* [DIRECTIVE]: Work out how many lines in the entries below include the word "zodat". Give nothing but the number.

▬▬▬

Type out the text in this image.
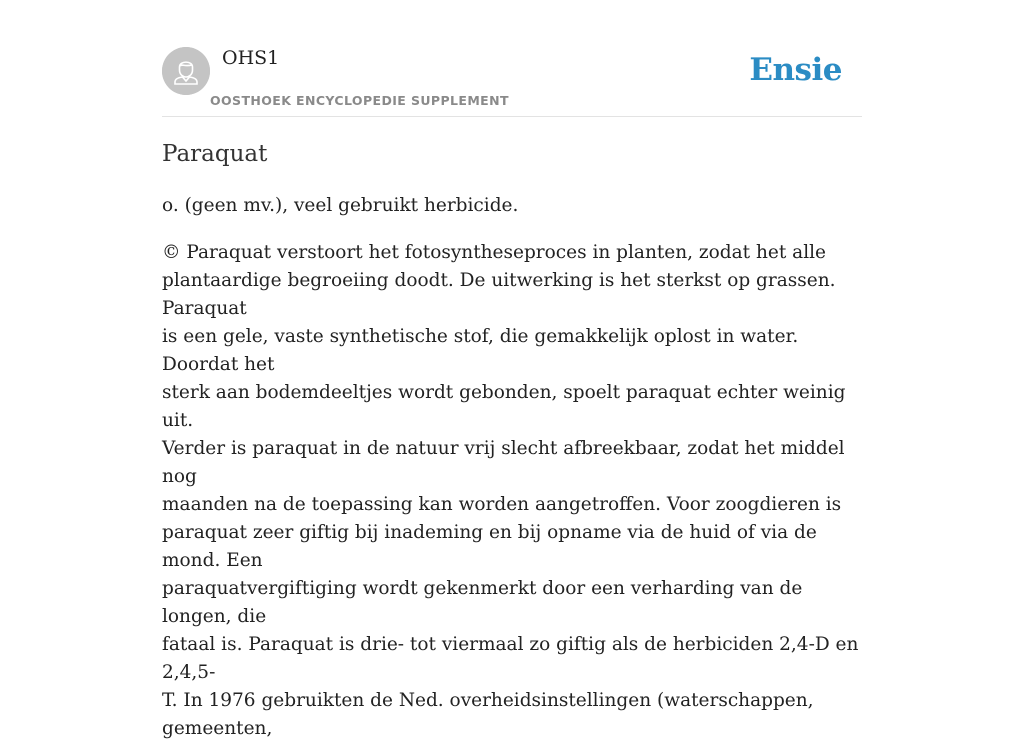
OHS1
OOSTHOEK ENCYCLOPEDIE SUPPLEMENT
Ensie
Paraquat

o. (geen mv.), veel gebruikt herbicide.

© Paraquat verstoort het fotosyntheseproces in planten, zodat het alle
plantaardige begroeiing doodt. De uitwerking is het sterkst op grassen. Paraquat
is een gele, vaste synthetische stof, die gemakkelijk oplost in water. Doordat het
sterk aan bodemdeeltjes wordt gebonden, spoelt paraquat echter weinig uit.
Verder is paraquat in de natuur vrij slecht afbreekbaar, zodat het middel nog
maanden na de toepassing kan worden aangetroffen. Voor zoogdieren is
paraquat zeer giftig bij inademing en bij opname via de huid of via de mond. Een
paraquatvergiftiging wordt gekenmerkt door een verharding van de longen, die
fataal is. Paraquat is drie- tot viermaal zo giftig als de herbiciden 2,4-D en 2,4,5-
T. In 1976 gebruikten de Ned. overheidsinstellingen (waterschappen, gemeenten,
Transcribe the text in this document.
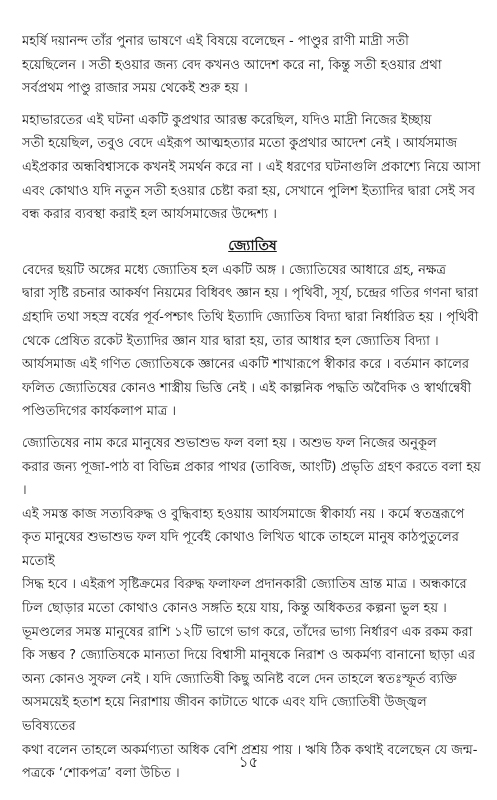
মহর্ষি দয়ানন্দ তাঁর পুনার ভাষণে এই বিষয়ে বলেছেন - পাণ্ডুর রাণী মাদ্রী সতী
হয়েছিলেন । সতী হওয়ার জন্য বেদ কখনও আদেশ করে না, কিন্তু সতী হওয়ার প্রথা
সর্বপ্রথম পাণ্ডু রাজার সময় থেকেই শুরু হয় ।

মহাভারতের এই ঘটনা একটি কুপ্রথার আরম্ভ করেছিল, যদিও মাদ্রী নিজের ইচ্ছায়
সতী হয়েছিল, তবুও বেদে এইরূপ আত্মহত্যার মতো কুপ্রথার আদেশ নেই । আর্যসমাজ
এইপ্রকার অন্ধবিশ্বাসকে কখনই সমর্থন করে না । এই ধরণের ঘটনাগুলি প্রকাশ্যে নিয়ে আসা
এবং কোথাও যদি নতুন সতী হওয়ার চেষ্টা করা হয়, সেখানে পুলিশ ইত্যাদির দ্বারা সেই সব
বন্ধ করার ব্যবস্থা করাই হল আর্যসমাজের উদ্দেশ্য ।

জ্যোতিষ

বেদের ছয়টি অঙ্গের মধ্যে জ্যোতিষ হল একটি অঙ্গ । জ্যোতিষের আধারে গ্রহ, নক্ষত্র
দ্বারা সৃষ্টি রচনার আকর্ষণ নিয়মের বিধিবৎ জ্ঞান হয় । পৃথিবী, সূর্য, চন্দ্রের গতির গণনা দ্বারা
গ্রহাদি তথা সহস্র বর্ষের পূর্ব-পশ্চাৎ তিথি ইত্যাদি জ্যোতিষ বিদ্যা দ্বারা নির্ধারিত হয় । পৃথিবী
থেকে প্রেষিত রকেট ইত্যাদির জ্ঞান যার দ্বারা হয়, তার আধার হল জ্যোতিষ বিদ্যা ।
আর্যসমাজ এই গণিত জ্যোতিষকে জ্ঞানের একটি শাখারূপে স্বীকার করে । বর্তমান কালের
ফলিত জ্যোতিষের কোনও শাস্ত্রীয় ভিত্তি নেই । এই কাল্পনিক পদ্ধতি অবৈদিক ও স্বার্থান্বেষী
পণ্ডিতদিগের কার্যকলাপ মাত্র ।

জ্যোতিষের নাম করে মানুষের শুভাশুভ ফল বলা হয় । অশুভ ফল নিজের অনুকূল
করার জন্য পূজা-পাঠ বা বিভিন্ন প্রকার পাথর (তাবিজ, আংটি) প্রভৃতি গ্রহণ করতে বলা হয় ।
এই সমস্ত কাজ সত্যবিরুদ্ধ ও বুদ্ধিবাহ্য হওয়ায় আর্যসমাজে স্বীকার্য্য নয় । কর্মে স্বতন্ত্ররূপে
কৃত মানুষের শুভাশুভ ফল যদি পূর্বেই কোথাও লিখিত থাকে তাহলে মানুষ কাঠপুতুলের মতোই
সিদ্ধ হবে । এইরূপ সৃষ্টিক্রমের বিরুদ্ধ ফলাফল প্রদানকারী জ্যোতিষ ভ্রান্ত মাত্র । অন্ধকারে
ঢিল ছোড়ার মতো কোথাও কোনও সঙ্গতি হয়ে যায়, কিন্তু অধিকতর কল্পনা ভুল হয় ।
ভূমণ্ডলের সমস্ত মানুষের রাশি ১২টি ভাগে ভাগ করে, তাঁদের ভাগ্য নির্ধারণ এক রকম করা
কি সম্ভব ? জ্যোতিষকে মান্যতা দিয়ে বিশ্বাসী মানুষকে নিরাশ ও অকর্মণ্য বানানো ছাড়া এর
অন্য কোনও সুফল নেই । যদি জ্যোতিষী কিছু অনিষ্ট বলে দেন তাহলে স্বতঃস্ফূর্ত ব্যক্তি
অসময়েই হতাশ হয়ে নিরাশায় জীবন কাটাতে থাকে এবং যদি জ্যোতিষী উজ্জ্বল ভবিষ্যতের
কথা বলেন তাহলে অকর্মণ্যতা অধিক বেশি প্রশ্রয় পায় । ঋষি ঠিক কথাই বলেছেন যে জন্ম-
পত্রকে ‘শোকপত্র’ বলা উচিত ।

১৫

▬▬▬

* [SOLUTION TO THIS EXERCISE]: 2